| Problems and tasks |
**A)** Return everything in the track geometry text from "The author is grateful" down to "or the other.", word for word.
**B)** Write the next part of the text on Indian Railways track geometry management, picking up after its last sentence.

| Text section |
□ □ □

The recent changes introduced by Indian Railways concerning track recording, analysis and monitoring has entirely altered landscape of track geometry management. Considering the speed policy framework on Indian Railways, various speed bands have been prescribed along with acceptable level of track geometry quality with respect to acceptable ride quality for each of the speed band.
This publication is an endeavor of IRICEN to spread the awareness about the new track geometry management regime on Indian Railway. I hope that it would be of immense help in developing understanding of the topic.
The mechanized monitoring of track geometry has come a long way since introduction of first mechanical TRC during early 60s, followed by Track Recording-cum Research Car in 70s, Microprocessor based TRCs in 80s and now the High Speed TRCs in use since last 10 years. The routes of Golden quadrilateral and diagonals have already been planned for increase in speeds upto 160 km/h and remaining routes are being planned for speeds upto 130 km/h. Furthermore the high speed corridor is also likely to be commissioned in foreseeable future indicating that the Indian Railways is on the threshold of railway speed explosion, calling for tighter management of Track Geometry.
With the recent changes in the IRPWM, the track geometry management on Indian Railways is now aligned with the latest world practices and follows similar principles as applicable on advanced railway systems and predominantly focused on the ride quality.
This publication has been drafted on the insistence and under guidance of Shri Ajay Goyal, Director, IRICEN as an initial appreciation of the various changes recently brought in IRPWM. It is highly likely that quite a few elements of the new mechanism might change in near future as this new system evolves and creases iron out.
The author is grateful to Shri R. P. Tiwari, Director(TM), RDSO who has rendered immense help in developing understanding and made available the various formats and a lot of contents. The author is also grateful to a large number of individuals with whom various discussions and interactions have taken place and included here in some form or the other.
Railway Tracks: also known as “Railroad” is an inseparable, and vital sub-system in a rail based transportation system, which needs regular inspections to assess geometrical and structural conditions of the track components and assemblies for its ability to carry the loads and various forces exerted by the rolling stock running over it. The quantum of these loads and the forces depend not only on the design, construction and maintenance condition of the rolling stock but also on the speeds; at which these ply. These loads and forces would further increase or diminish in case of variations in any of the geometrical parameters of the track.

□ □ □

Element box records

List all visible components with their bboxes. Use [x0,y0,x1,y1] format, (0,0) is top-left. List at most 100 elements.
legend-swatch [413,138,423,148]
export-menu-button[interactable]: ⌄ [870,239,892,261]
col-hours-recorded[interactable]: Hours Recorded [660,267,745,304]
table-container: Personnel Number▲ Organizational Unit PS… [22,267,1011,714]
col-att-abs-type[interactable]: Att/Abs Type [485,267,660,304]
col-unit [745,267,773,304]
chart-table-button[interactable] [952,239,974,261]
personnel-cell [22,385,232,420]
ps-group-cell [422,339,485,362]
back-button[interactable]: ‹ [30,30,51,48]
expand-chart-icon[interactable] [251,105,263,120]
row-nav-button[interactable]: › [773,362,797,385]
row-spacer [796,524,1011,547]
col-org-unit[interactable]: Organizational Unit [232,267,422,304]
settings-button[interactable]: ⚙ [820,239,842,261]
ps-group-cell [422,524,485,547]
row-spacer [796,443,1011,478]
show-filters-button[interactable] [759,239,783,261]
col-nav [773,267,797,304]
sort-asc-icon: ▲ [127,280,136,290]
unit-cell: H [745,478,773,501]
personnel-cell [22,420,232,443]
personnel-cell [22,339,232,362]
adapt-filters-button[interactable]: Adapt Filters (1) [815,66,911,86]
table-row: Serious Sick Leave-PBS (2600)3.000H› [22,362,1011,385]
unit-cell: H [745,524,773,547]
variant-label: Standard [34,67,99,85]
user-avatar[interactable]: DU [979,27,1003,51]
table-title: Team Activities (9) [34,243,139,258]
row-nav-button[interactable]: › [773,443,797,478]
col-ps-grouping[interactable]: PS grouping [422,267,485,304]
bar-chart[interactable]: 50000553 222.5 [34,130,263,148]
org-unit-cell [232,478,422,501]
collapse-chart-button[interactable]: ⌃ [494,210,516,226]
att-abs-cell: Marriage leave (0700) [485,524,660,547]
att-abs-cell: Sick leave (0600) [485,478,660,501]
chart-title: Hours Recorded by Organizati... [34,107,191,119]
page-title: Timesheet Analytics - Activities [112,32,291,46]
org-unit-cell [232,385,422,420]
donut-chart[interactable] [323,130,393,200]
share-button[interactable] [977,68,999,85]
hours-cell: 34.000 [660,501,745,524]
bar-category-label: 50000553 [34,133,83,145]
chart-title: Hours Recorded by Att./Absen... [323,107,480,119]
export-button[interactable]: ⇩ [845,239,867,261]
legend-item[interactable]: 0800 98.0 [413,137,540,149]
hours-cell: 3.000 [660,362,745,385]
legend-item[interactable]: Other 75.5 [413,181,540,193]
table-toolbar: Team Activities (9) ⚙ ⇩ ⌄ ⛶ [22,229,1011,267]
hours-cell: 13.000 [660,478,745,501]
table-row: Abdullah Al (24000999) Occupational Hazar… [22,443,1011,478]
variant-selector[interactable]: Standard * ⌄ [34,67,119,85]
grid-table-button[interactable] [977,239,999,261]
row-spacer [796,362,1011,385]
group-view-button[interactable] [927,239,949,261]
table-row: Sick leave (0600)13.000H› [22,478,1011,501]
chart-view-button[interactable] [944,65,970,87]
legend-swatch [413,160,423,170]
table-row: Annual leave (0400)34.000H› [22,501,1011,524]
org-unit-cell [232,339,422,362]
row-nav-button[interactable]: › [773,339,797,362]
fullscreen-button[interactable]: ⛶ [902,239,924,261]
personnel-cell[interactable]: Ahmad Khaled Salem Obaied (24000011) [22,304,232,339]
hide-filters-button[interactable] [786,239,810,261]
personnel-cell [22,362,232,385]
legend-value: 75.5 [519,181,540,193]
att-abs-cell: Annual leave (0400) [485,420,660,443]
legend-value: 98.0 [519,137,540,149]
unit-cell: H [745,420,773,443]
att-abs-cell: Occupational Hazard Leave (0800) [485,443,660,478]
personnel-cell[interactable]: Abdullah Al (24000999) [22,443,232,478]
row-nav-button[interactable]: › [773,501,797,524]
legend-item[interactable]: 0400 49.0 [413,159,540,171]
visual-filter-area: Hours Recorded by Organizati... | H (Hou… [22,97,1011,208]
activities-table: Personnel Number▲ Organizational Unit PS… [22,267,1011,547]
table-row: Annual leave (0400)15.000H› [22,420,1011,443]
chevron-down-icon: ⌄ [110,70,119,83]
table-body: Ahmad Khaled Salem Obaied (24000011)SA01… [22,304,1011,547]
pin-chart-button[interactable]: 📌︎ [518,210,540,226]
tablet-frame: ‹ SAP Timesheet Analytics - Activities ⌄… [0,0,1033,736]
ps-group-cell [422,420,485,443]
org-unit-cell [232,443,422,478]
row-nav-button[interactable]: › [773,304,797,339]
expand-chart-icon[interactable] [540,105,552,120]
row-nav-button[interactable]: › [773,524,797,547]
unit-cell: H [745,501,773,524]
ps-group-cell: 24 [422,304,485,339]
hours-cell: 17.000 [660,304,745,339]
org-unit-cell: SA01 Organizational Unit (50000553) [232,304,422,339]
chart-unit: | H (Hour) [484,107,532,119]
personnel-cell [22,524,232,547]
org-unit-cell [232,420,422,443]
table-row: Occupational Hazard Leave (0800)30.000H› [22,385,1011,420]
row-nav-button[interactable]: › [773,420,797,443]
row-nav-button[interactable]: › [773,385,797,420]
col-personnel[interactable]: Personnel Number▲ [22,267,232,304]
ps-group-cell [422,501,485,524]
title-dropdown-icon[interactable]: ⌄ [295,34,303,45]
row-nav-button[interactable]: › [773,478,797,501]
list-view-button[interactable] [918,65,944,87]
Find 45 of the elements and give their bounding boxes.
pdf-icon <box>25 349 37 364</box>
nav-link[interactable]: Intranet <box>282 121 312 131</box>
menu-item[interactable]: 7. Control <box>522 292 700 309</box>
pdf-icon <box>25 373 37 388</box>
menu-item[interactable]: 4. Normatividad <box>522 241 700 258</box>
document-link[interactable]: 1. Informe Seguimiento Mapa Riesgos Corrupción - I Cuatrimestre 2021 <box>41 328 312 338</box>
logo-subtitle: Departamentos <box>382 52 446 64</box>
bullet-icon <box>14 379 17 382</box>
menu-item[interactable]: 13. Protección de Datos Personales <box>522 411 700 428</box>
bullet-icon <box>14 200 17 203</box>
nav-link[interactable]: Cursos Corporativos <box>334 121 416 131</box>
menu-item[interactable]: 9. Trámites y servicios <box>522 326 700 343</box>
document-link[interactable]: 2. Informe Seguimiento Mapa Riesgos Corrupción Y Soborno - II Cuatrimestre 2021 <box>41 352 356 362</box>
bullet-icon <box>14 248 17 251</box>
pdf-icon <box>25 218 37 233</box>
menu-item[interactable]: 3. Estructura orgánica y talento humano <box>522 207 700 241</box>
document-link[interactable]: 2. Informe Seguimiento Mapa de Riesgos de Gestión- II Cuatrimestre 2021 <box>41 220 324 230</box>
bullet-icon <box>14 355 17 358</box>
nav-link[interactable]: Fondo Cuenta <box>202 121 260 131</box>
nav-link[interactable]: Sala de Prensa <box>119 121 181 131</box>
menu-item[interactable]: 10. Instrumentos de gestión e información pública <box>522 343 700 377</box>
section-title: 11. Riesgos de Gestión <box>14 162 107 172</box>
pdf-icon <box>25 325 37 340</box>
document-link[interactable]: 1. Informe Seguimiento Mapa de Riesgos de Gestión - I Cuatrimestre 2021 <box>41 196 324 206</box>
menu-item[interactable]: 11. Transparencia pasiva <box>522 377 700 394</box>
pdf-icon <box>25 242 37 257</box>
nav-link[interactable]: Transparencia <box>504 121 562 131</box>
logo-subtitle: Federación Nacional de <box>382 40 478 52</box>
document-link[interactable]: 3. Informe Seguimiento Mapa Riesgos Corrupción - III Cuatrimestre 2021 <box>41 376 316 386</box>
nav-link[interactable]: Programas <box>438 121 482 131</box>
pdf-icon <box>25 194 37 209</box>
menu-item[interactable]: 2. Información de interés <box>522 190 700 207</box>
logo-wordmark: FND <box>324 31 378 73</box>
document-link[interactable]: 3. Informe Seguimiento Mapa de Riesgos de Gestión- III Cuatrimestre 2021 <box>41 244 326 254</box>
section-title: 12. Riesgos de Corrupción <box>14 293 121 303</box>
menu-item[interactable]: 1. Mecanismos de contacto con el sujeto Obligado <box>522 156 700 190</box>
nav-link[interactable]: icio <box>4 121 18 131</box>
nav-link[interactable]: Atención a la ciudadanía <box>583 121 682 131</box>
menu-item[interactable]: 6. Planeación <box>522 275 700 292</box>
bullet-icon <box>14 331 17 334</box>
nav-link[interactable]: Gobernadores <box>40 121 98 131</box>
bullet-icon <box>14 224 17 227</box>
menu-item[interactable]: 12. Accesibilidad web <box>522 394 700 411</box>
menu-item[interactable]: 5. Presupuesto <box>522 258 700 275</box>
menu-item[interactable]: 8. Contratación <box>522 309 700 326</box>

□ □ □

| Responses for each task |
**A)**
The author is grateful to Shri R. P. Tiwari, Director(TM), RDSO who has rendered immense help in developing understanding and made available the various formats and a lot of contents. The author is also grateful to a large number of individuals with whom various discussions and interactions have taken place and included here in some form or the other.

**B)**
The Permanent Way (popularly called P.Way) personnel responsible for the maintenance of “Track”carryout regular periodic inspections to assess the structural and geometrical health of the track. The regular monitoring of the track condition enables planning and delivering of inputs, as
required, in time for maintenance of Track as well asits renewals. To satisfy the basic principles of track maintenance viz. safety, comfort and cost effectiveness; the optimized track maintenance strategy helps in reducing costs of maintenance by ensuring that maintenance inputs are applied to the identified locations, where these are necessarily required from ride quality considerations. The strategy being that to “Touch the Track only when required and where required”.
The variations in the geometrical parameters of the track could be either a result of deterioration under regular train operations or an indication of any other underlying issues relating to either condition of various track components or condition of ballast bed, sub-grade,sub-soil etc. individually or combination in varying proportions.
Inspection on foot, by trollies, by locomotive, or by rear vehicles enable the P. Way maintenance personnel to carry out realistic assessment of the track conditions and its performance. These inspections, though important, are mostly subjective and enable assessment based on individual’s and experience etc.
The objective assessment of track geometry and track components is possible by Track Recording Cars. The track performance in the form of accelerations generated due to variations in track geometry parameter(s) could be measured by accelerometers in various monitoring equipment.
The acceleration measurements can be used to give an indication of track geometry quality and to detect the local track geometry deviations, which have an influence on the dynamic behaviour of a vehicle. These measurements should be used in conjunction with the main parameter measurements described in the standard.
However, it must be kept in mind that the acceleration measurements are sensitive to the dynamic behaviour of the vehicle and other factors such as climatic conditions, actual position of the vehicle in the train and wheel rail interaction, which restrict liberal comparison under varying recording conditions.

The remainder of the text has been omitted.